- [The task] Quote the records in full and leave their pictures out.
╭──
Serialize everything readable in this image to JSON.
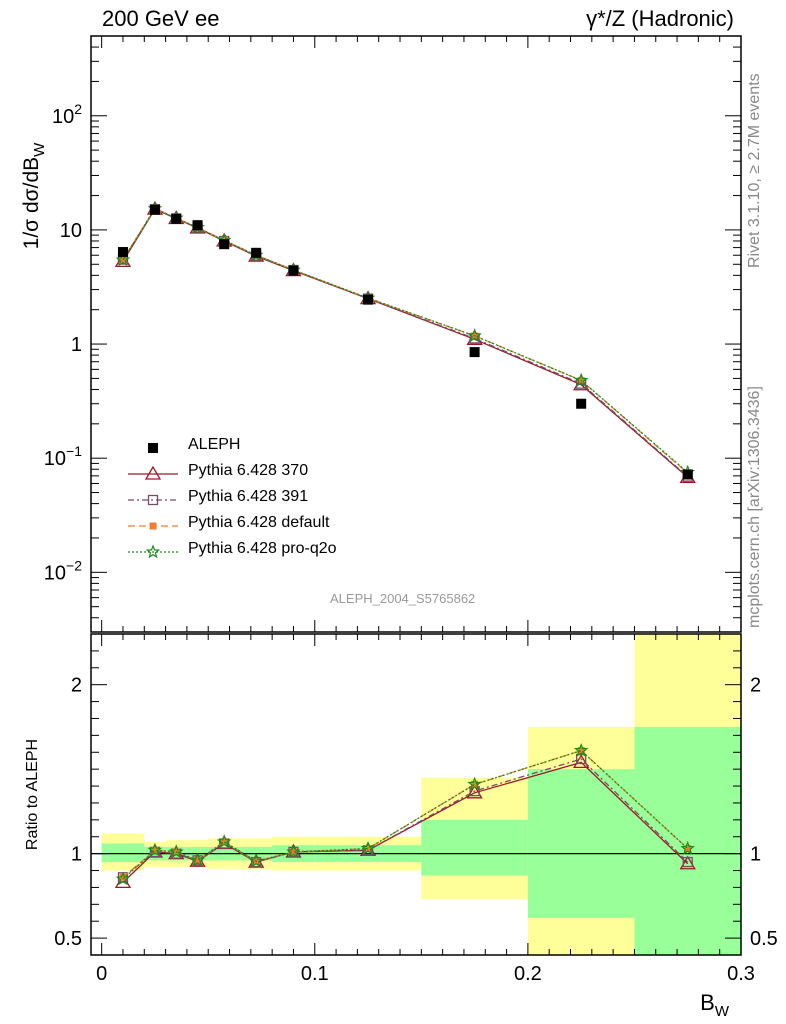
{
  "header": {
    "left_label": "200 GeV ee",
    "right_label": "γ*/Z (Hadronic)"
  },
  "side_labels": {
    "rivet": "Rivet 3.1.10, ≥ 2.7M events",
    "mcplots": "mcplots.cern.ch [arXiv:1306.3436]"
  },
  "analysis_tag": "ALEPH_2004_S5765862",
  "legend": {
    "items": [
      {
        "label": "ALEPH",
        "color": "#000000",
        "marker": "filled-square"
      },
      {
        "label": "Pythia 6.428 370",
        "color": "#9a1a2a",
        "marker": "open-triangle"
      },
      {
        "label": "Pythia 6.428 391",
        "color": "#7a4a6a",
        "marker": "open-square"
      },
      {
        "label": "Pythia 6.428 default",
        "color": "#f07d2e",
        "marker": "filled-square-small"
      },
      {
        "label": "Pythia 6.428 pro-q2o",
        "color": "#1a8c1a",
        "marker": "open-star"
      }
    ]
  },
  "chart_data": [
    {
      "type": "line",
      "panel": "main",
      "ylabel": "1/σ  dσ/dB_W",
      "yscale": "log",
      "xlim": [
        -0.005,
        0.3
      ],
      "ylim": [
        0.003,
        500
      ],
      "yticks": [
        {
          "v": 0.01,
          "mant": "10",
          "exp": "−2"
        },
        {
          "v": 0.1,
          "mant": "10",
          "exp": "−1"
        },
        {
          "v": 1,
          "mant": "1",
          "exp": ""
        },
        {
          "v": 10,
          "mant": "10",
          "exp": ""
        },
        {
          "v": 100,
          "mant": "10",
          "exp": "2"
        }
      ],
      "x": [
        0.01,
        0.025,
        0.035,
        0.045,
        0.0575,
        0.0725,
        0.09,
        0.125,
        0.175,
        0.225,
        0.275
      ],
      "data": {
        "name": "ALEPH",
        "values": [
          6.4,
          15.0,
          12.5,
          11.0,
          7.5,
          6.3,
          4.4,
          2.45,
          0.85,
          0.3,
          0.072
        ]
      },
      "series": [
        {
          "name": "Pythia 6.428 370",
          "color": "#9a1a2a",
          "values": [
            5.3,
            15.2,
            12.6,
            10.4,
            8.0,
            5.9,
            4.4,
            2.5,
            1.1,
            0.44,
            0.068
          ]
        },
        {
          "name": "Pythia 6.428 391",
          "color": "#7a4a6a",
          "values": [
            5.5,
            15.2,
            12.6,
            10.5,
            8.0,
            5.95,
            4.45,
            2.5,
            1.12,
            0.45,
            0.069
          ]
        },
        {
          "name": "Pythia 6.428 default",
          "color": "#f07d2e",
          "values": [
            5.5,
            15.4,
            12.7,
            10.5,
            8.1,
            6.0,
            4.45,
            2.52,
            1.18,
            0.48,
            0.074
          ]
        },
        {
          "name": "Pythia 6.428 pro-q2o",
          "color": "#1a8c1a",
          "values": [
            5.45,
            15.4,
            12.7,
            10.5,
            8.1,
            6.0,
            4.45,
            2.53,
            1.18,
            0.48,
            0.075
          ]
        }
      ]
    },
    {
      "type": "line",
      "panel": "ratio",
      "ylabel": "Ratio to ALEPH",
      "xlabel": "B_W",
      "xlim": [
        -0.005,
        0.3
      ],
      "ylim": [
        0.4,
        2.3
      ],
      "xticks": [
        {
          "v": 0,
          "label": "0"
        },
        {
          "v": 0.1,
          "label": "0.1"
        },
        {
          "v": 0.2,
          "label": "0.2"
        },
        {
          "v": 0.3,
          "label": "0.3"
        }
      ],
      "yticks": [
        {
          "v": 0.5,
          "label": "0.5"
        },
        {
          "v": 1,
          "label": "1"
        },
        {
          "v": 2,
          "label": "2"
        }
      ],
      "x": [
        0.01,
        0.025,
        0.035,
        0.045,
        0.0575,
        0.0725,
        0.09,
        0.125,
        0.175,
        0.225,
        0.275
      ],
      "bands": [
        {
          "x0": 0.0,
          "x1": 0.02,
          "outer": [
            0.9,
            1.12
          ],
          "inner": [
            0.95,
            1.06
          ]
        },
        {
          "x0": 0.02,
          "x1": 0.03,
          "outer": [
            0.92,
            1.07
          ],
          "inner": [
            0.96,
            1.04
          ]
        },
        {
          "x0": 0.03,
          "x1": 0.04,
          "outer": [
            0.92,
            1.08
          ],
          "inner": [
            0.96,
            1.04
          ]
        },
        {
          "x0": 0.04,
          "x1": 0.05,
          "outer": [
            0.92,
            1.08
          ],
          "inner": [
            0.96,
            1.04
          ]
        },
        {
          "x0": 0.05,
          "x1": 0.065,
          "outer": [
            0.91,
            1.09
          ],
          "inner": [
            0.96,
            1.04
          ]
        },
        {
          "x0": 0.065,
          "x1": 0.08,
          "outer": [
            0.91,
            1.09
          ],
          "inner": [
            0.96,
            1.04
          ]
        },
        {
          "x0": 0.08,
          "x1": 0.1,
          "outer": [
            0.9,
            1.1
          ],
          "inner": [
            0.95,
            1.05
          ]
        },
        {
          "x0": 0.1,
          "x1": 0.15,
          "outer": [
            0.9,
            1.1
          ],
          "inner": [
            0.95,
            1.05
          ]
        },
        {
          "x0": 0.15,
          "x1": 0.2,
          "outer": [
            0.73,
            1.45
          ],
          "inner": [
            0.87,
            1.2
          ]
        },
        {
          "x0": 0.2,
          "x1": 0.25,
          "outer": [
            0.4,
            1.75
          ],
          "inner": [
            0.62,
            1.5
          ]
        },
        {
          "x0": 0.25,
          "x1": 0.3,
          "outer": [
            0.4,
            2.3
          ],
          "inner": [
            0.4,
            1.75
          ]
        }
      ],
      "series": [
        {
          "name": "Pythia 6.428 370",
          "color": "#9a1a2a",
          "values": [
            0.83,
            1.01,
            1.0,
            0.955,
            1.06,
            0.95,
            1.01,
            1.02,
            1.36,
            1.54,
            0.94
          ]
        },
        {
          "name": "Pythia 6.428 391",
          "color": "#7a4a6a",
          "values": [
            0.86,
            1.01,
            1.0,
            0.96,
            1.06,
            0.95,
            1.01,
            1.02,
            1.37,
            1.56,
            0.95
          ]
        },
        {
          "name": "Pythia 6.428 default",
          "color": "#f07d2e",
          "values": [
            0.86,
            1.02,
            1.01,
            0.96,
            1.07,
            0.955,
            1.01,
            1.03,
            1.41,
            1.61,
            1.03
          ]
        },
        {
          "name": "Pythia 6.428 pro-q2o",
          "color": "#1a8c1a",
          "values": [
            0.85,
            1.02,
            1.01,
            0.96,
            1.07,
            0.955,
            1.01,
            1.03,
            1.41,
            1.61,
            1.03
          ]
        }
      ]
    }
  ]
}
╰──
- [Problem solution]
Serialize everything readable in this image to JSON.
{
  "header": {
    "left_label": "200 GeV ee",
    "right_label": "γ*/Z (Hadronic)"
  },
  "side_labels": {
    "rivet": "Rivet 3.1.10, ≥ 2.7M events",
    "mcplots": "mcplots.cern.ch [arXiv:1306.3436]"
  },
  "analysis_tag": "ALEPH_2004_S5765862",
  "legend": {
    "items": [
      {
        "label": "ALEPH",
        "color": "#000000",
        "marker": "filled-square"
      },
      {
        "label": "Pythia 6.428 370",
        "color": "#9a1a2a",
        "marker": "open-triangle"
      },
      {
        "label": "Pythia 6.428 391",
        "color": "#7a4a6a",
        "marker": "open-square"
      },
      {
        "label": "Pythia 6.428 default",
        "color": "#f07d2e",
        "marker": "filled-square-small"
      },
      {
        "label": "Pythia 6.428 pro-q2o",
        "color": "#1a8c1a",
        "marker": "open-star"
      }
    ]
  },
  "chart_data": [
    {
      "type": "line",
      "panel": "main",
      "ylabel": "1/σ  dσ/dB_W",
      "yscale": "log",
      "xlim": [
        -0.005,
        0.3
      ],
      "ylim": [
        0.003,
        500
      ],
      "yticks": [
        {
          "v": 0.01,
          "mant": "10",
          "exp": "−2"
        },
        {
          "v": 0.1,
          "mant": "10",
          "exp": "−1"
        },
        {
          "v": 1,
          "mant": "1",
          "exp": ""
        },
        {
          "v": 10,
          "mant": "10",
          "exp": ""
        },
        {
          "v": 100,
          "mant": "10",
          "exp": "2"
        }
      ],
      "x": [
        0.01,
        0.025,
        0.035,
        0.045,
        0.0575,
        0.0725,
        0.09,
        0.125,
        0.175,
        0.225,
        0.275
      ],
      "data": {
        "name": "ALEPH",
        "values": [
          6.4,
          15.0,
          12.5,
          11.0,
          7.5,
          6.3,
          4.4,
          2.45,
          0.85,
          0.3,
          0.072
        ]
      },
      "series": [
        {
          "name": "Pythia 6.428 370",
          "color": "#9a1a2a",
          "values": [
            5.3,
            15.2,
            12.6,
            10.4,
            8.0,
            5.9,
            4.4,
            2.5,
            1.1,
            0.44,
            0.068
          ]
        },
        {
          "name": "Pythia 6.428 391",
          "color": "#7a4a6a",
          "values": [
            5.5,
            15.2,
            12.6,
            10.5,
            8.0,
            5.95,
            4.45,
            2.5,
            1.12,
            0.45,
            0.069
          ]
        },
        {
          "name": "Pythia 6.428 default",
          "color": "#f07d2e",
          "values": [
            5.5,
            15.4,
            12.7,
            10.5,
            8.1,
            6.0,
            4.45,
            2.52,
            1.18,
            0.48,
            0.074
          ]
        },
        {
          "name": "Pythia 6.428 pro-q2o",
          "color": "#1a8c1a",
          "values": [
            5.45,
            15.4,
            12.7,
            10.5,
            8.1,
            6.0,
            4.45,
            2.53,
            1.18,
            0.48,
            0.075
          ]
        }
      ]
    },
    {
      "type": "line",
      "panel": "ratio",
      "ylabel": "Ratio to ALEPH",
      "xlabel": "B_W",
      "xlim": [
        -0.005,
        0.3
      ],
      "ylim": [
        0.4,
        2.3
      ],
      "xticks": [
        {
          "v": 0,
          "label": "0"
        },
        {
          "v": 0.1,
          "label": "0.1"
        },
        {
          "v": 0.2,
          "label": "0.2"
        },
        {
          "v": 0.3,
          "label": "0.3"
        }
      ],
      "yticks": [
        {
          "v": 0.5,
          "label": "0.5"
        },
        {
          "v": 1,
          "label": "1"
        },
        {
          "v": 2,
          "label": "2"
        }
      ],
      "x": [
        0.01,
        0.025,
        0.035,
        0.045,
        0.0575,
        0.0725,
        0.09,
        0.125,
        0.175,
        0.225,
        0.275
      ],
      "bands": [
        {
          "x0": 0.0,
          "x1": 0.02,
          "outer": [
            0.9,
            1.12
          ],
          "inner": [
            0.95,
            1.06
          ]
        },
        {
          "x0": 0.02,
          "x1": 0.03,
          "outer": [
            0.92,
            1.07
          ],
          "inner": [
            0.96,
            1.04
          ]
        },
        {
          "x0": 0.03,
          "x1": 0.04,
          "outer": [
            0.92,
            1.08
          ],
          "inner": [
            0.96,
            1.04
          ]
        },
        {
          "x0": 0.04,
          "x1": 0.05,
          "outer": [
            0.92,
            1.08
          ],
          "inner": [
            0.96,
            1.04
          ]
        },
        {
          "x0": 0.05,
          "x1": 0.065,
          "outer": [
            0.91,
            1.09
          ],
          "inner": [
            0.96,
            1.04
          ]
        },
        {
          "x0": 0.065,
          "x1": 0.08,
          "outer": [
            0.91,
            1.09
          ],
          "inner": [
            0.96,
            1.04
          ]
        },
        {
          "x0": 0.08,
          "x1": 0.1,
          "outer": [
            0.9,
            1.1
          ],
          "inner": [
            0.95,
            1.05
          ]
        },
        {
          "x0": 0.1,
          "x1": 0.15,
          "outer": [
            0.9,
            1.1
          ],
          "inner": [
            0.95,
            1.05
          ]
        },
        {
          "x0": 0.15,
          "x1": 0.2,
          "outer": [
            0.73,
            1.45
          ],
          "inner": [
            0.87,
            1.2
          ]
        },
        {
          "x0": 0.2,
          "x1": 0.25,
          "outer": [
            0.4,
            1.75
          ],
          "inner": [
            0.62,
            1.5
          ]
        },
        {
          "x0": 0.25,
          "x1": 0.3,
          "outer": [
            0.4,
            2.3
          ],
          "inner": [
            0.4,
            1.75
          ]
        }
      ],
      "series": [
        {
          "name": "Pythia 6.428 370",
          "color": "#9a1a2a",
          "values": [
            0.83,
            1.01,
            1.0,
            0.955,
            1.06,
            0.95,
            1.01,
            1.02,
            1.36,
            1.54,
            0.94
          ]
        },
        {
          "name": "Pythia 6.428 391",
          "color": "#7a4a6a",
          "values": [
            0.86,
            1.01,
            1.0,
            0.96,
            1.06,
            0.95,
            1.01,
            1.02,
            1.37,
            1.56,
            0.95
          ]
        },
        {
          "name": "Pythia 6.428 default",
          "color": "#f07d2e",
          "values": [
            0.86,
            1.02,
            1.01,
            0.96,
            1.07,
            0.955,
            1.01,
            1.03,
            1.41,
            1.61,
            1.03
          ]
        },
        {
          "name": "Pythia 6.428 pro-q2o",
          "color": "#1a8c1a",
          "values": [
            0.85,
            1.02,
            1.01,
            0.96,
            1.07,
            0.955,
            1.01,
            1.03,
            1.41,
            1.61,
            1.03
          ]
        }
      ]
    }
  ]
}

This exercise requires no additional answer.